*Exercise task*
Below are some entries. Output each one exactly as it appears.

*Dataset extract*
┄┄┄┄┄┄

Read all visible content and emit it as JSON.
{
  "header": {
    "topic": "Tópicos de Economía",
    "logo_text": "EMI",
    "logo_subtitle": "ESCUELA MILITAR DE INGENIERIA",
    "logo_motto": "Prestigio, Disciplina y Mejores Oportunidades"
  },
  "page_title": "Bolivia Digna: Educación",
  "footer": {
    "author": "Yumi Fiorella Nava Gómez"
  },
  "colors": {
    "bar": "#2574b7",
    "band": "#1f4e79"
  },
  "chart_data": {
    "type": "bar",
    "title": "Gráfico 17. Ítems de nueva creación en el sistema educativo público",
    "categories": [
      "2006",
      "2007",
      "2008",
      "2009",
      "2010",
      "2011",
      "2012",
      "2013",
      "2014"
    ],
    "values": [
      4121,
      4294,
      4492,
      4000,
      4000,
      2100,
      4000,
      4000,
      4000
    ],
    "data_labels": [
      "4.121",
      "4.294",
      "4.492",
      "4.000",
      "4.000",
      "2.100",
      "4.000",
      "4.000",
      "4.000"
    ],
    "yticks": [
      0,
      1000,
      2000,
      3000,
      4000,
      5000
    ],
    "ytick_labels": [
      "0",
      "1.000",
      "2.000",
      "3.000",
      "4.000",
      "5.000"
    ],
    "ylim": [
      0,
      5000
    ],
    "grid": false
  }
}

┄┄┄┄┄┄

*The reply*
Read all visible content and emit it as JSON.
{
  "header": {
    "topic": "Tópicos de Economía",
    "logo_text": "EMI",
    "logo_subtitle": "ESCUELA MILITAR DE INGENIERIA",
    "logo_motto": "Prestigio, Disciplina y Mejores Oportunidades"
  },
  "page_title": "Bolivia Digna: Educación",
  "footer": {
    "author": "Yumi Fiorella Nava Gómez"
  },
  "colors": {
    "bar": "#2574b7",
    "band": "#1f4e79"
  },
  "chart_data": {
    "type": "bar",
    "title": "Gráfico 17. Ítems de nueva creación en el sistema educativo público",
    "categories": [
      "2006",
      "2007",
      "2008",
      "2009",
      "2010",
      "2011",
      "2012",
      "2013",
      "2014"
    ],
    "values": [
      4121,
      4294,
      4492,
      4000,
      4000,
      2100,
      4000,
      4000,
      4000
    ],
    "data_labels": [
      "4.121",
      "4.294",
      "4.492",
      "4.000",
      "4.000",
      "2.100",
      "4.000",
      "4.000",
      "4.000"
    ],
    "yticks": [
      0,
      1000,
      2000,
      3000,
      4000,
      5000
    ],
    "ytick_labels": [
      "0",
      "1.000",
      "2.000",
      "3.000",
      "4.000",
      "5.000"
    ],
    "ylim": [
      0,
      5000
    ],
    "grid": false
  }
}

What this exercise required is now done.